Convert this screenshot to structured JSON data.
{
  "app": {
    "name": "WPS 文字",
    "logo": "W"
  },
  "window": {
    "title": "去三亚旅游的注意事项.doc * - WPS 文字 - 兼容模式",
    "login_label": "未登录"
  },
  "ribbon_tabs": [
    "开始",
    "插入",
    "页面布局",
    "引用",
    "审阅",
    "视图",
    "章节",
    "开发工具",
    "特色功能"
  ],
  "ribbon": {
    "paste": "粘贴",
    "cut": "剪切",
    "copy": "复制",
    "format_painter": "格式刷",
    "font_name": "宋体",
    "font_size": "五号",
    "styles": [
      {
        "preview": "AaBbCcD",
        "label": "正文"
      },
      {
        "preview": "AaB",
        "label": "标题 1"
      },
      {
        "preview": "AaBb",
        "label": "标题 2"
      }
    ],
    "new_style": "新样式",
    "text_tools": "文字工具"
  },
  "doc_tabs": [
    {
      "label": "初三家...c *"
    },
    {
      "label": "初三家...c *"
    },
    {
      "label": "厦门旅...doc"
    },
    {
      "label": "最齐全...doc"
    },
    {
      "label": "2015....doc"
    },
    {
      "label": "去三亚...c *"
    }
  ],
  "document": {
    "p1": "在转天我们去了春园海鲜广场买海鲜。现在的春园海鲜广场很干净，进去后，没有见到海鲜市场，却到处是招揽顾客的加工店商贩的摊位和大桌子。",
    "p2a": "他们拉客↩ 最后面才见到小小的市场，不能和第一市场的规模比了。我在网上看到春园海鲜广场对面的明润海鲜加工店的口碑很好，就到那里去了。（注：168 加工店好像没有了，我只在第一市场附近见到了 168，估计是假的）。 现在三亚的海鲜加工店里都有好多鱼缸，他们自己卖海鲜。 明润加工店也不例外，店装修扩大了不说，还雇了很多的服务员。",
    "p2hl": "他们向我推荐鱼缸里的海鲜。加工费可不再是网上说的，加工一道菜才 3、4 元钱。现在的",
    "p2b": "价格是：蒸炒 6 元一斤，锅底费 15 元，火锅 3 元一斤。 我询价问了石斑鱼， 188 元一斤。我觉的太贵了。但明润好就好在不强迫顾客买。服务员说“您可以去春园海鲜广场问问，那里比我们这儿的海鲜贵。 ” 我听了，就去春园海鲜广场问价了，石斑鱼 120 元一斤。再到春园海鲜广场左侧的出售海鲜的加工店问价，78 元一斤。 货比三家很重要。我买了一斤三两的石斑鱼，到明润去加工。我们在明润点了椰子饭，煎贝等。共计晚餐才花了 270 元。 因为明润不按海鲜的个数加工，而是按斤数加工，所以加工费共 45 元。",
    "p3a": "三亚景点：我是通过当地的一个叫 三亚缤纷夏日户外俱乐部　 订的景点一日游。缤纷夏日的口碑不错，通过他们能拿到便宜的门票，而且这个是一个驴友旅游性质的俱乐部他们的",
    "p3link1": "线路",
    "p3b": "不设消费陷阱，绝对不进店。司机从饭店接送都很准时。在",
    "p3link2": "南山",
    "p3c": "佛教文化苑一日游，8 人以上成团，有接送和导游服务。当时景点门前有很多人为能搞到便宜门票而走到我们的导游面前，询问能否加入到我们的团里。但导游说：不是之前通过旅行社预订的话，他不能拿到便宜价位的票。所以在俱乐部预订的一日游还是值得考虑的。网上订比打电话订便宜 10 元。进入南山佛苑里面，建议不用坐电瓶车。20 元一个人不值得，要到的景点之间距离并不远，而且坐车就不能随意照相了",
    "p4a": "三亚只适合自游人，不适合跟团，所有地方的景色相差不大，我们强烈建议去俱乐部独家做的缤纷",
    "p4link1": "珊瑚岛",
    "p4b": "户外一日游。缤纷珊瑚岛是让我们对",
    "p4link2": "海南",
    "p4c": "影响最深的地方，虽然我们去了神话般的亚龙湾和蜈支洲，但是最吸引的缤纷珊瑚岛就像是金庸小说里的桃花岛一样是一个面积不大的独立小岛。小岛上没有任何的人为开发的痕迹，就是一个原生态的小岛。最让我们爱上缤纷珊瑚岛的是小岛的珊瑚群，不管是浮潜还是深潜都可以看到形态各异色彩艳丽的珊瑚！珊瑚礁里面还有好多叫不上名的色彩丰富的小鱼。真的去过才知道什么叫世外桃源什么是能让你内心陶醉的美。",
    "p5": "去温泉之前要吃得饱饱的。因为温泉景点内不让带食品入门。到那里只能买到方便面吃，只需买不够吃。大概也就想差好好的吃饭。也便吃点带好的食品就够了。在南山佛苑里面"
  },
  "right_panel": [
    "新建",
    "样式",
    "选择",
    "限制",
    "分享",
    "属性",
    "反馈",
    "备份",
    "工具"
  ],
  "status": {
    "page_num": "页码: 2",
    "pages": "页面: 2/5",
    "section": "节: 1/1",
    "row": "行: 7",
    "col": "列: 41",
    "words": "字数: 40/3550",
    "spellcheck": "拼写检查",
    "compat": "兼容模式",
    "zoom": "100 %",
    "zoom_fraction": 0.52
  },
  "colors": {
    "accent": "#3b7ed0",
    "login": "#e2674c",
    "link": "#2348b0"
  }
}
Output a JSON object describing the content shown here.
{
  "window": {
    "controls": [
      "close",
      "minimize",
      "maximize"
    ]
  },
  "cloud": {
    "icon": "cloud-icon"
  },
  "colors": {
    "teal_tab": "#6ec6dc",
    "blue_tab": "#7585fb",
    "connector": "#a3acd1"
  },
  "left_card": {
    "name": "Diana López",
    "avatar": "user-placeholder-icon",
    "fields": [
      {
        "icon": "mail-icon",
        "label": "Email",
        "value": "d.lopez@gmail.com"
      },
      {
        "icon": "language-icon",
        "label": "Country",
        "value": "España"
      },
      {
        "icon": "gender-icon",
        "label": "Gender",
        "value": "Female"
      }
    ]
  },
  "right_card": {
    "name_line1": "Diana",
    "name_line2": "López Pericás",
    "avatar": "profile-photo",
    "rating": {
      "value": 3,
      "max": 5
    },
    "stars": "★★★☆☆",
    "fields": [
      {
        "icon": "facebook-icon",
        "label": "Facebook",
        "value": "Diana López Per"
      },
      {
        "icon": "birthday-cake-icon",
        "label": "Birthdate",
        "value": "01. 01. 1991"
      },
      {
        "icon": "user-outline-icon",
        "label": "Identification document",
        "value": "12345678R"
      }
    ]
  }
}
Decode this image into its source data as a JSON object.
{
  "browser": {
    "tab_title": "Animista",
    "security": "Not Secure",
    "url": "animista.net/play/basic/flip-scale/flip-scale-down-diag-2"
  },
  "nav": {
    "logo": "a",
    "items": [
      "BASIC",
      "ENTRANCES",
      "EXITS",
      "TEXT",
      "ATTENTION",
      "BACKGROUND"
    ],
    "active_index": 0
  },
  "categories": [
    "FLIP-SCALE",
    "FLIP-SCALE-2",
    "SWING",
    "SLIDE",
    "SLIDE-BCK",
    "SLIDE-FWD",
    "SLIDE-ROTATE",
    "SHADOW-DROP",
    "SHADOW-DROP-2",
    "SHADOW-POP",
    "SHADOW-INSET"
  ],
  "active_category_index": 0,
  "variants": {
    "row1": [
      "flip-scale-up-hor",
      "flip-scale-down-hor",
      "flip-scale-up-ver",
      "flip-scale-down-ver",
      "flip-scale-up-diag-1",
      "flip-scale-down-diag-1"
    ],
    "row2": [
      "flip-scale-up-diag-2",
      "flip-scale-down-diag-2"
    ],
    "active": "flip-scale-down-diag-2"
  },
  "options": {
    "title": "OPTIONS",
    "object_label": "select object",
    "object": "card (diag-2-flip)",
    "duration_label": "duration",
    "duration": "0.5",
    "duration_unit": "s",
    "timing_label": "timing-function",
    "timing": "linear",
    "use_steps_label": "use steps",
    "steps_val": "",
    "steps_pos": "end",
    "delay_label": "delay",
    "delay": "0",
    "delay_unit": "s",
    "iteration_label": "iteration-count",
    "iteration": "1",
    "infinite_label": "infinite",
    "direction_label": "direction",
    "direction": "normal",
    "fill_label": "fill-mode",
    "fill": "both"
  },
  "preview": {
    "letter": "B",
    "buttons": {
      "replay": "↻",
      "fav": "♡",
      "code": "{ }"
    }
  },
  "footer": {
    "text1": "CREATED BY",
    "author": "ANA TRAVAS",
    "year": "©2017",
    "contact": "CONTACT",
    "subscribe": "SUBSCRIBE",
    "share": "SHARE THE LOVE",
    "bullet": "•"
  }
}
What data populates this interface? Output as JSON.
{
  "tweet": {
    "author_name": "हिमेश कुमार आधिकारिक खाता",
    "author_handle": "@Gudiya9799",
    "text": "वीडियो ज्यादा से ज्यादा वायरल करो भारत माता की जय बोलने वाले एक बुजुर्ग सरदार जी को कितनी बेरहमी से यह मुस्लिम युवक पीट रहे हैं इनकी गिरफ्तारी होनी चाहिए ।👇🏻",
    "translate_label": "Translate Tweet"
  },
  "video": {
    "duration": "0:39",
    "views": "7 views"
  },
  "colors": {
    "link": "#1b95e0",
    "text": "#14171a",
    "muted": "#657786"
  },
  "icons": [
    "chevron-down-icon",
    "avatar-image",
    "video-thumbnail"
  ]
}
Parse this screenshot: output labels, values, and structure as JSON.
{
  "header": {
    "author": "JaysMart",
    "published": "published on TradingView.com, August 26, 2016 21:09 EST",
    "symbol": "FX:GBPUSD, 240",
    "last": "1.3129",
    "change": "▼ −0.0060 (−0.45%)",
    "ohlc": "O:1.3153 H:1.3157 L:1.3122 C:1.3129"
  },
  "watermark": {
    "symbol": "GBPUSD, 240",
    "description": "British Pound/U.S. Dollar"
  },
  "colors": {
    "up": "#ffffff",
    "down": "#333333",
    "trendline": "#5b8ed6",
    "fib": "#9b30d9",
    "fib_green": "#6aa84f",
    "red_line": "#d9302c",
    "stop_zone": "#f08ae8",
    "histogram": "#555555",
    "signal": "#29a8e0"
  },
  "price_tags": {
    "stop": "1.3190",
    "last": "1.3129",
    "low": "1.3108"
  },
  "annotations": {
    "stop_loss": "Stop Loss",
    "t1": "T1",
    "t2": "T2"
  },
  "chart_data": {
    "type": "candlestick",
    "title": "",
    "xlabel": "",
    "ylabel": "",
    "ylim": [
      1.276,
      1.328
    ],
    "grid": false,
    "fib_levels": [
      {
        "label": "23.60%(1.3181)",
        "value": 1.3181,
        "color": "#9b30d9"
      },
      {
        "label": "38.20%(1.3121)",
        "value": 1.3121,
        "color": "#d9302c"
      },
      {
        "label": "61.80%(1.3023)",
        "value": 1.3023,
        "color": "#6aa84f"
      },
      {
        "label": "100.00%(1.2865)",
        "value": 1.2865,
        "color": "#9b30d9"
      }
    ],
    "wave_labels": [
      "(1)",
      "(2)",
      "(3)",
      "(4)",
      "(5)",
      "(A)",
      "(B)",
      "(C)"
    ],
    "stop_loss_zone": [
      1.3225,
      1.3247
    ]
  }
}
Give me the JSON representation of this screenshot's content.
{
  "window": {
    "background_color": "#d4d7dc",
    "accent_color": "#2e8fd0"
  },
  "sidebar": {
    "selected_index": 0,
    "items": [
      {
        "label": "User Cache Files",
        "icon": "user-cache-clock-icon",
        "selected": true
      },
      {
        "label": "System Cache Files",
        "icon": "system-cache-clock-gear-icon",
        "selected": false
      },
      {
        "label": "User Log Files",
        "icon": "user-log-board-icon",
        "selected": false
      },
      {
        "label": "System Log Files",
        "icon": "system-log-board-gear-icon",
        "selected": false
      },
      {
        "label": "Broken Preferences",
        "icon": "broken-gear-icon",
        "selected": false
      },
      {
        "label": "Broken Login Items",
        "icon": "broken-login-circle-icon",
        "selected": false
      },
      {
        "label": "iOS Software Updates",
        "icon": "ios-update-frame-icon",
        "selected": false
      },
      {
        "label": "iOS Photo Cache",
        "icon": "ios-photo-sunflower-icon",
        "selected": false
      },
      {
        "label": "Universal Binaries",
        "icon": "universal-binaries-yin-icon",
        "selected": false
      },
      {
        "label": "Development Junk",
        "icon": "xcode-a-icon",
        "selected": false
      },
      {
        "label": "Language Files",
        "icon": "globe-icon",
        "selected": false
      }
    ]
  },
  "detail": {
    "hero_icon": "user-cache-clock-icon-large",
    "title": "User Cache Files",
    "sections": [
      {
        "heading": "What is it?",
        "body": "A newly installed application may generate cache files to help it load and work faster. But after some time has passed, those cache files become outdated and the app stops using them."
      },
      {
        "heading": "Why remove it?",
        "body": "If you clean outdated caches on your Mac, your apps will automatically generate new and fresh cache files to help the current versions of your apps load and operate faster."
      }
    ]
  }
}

══════════

→ AIM OF THE EXERCISE
Find the string "gear" in the records, then copy each line where it occurs.

→ SOLUTION TO THE EXERCISE
        "icon": "system-cache-clock-gear-icon",
        "icon": "system-log-board-gear-icon",
        "icon": "broken-gear-icon",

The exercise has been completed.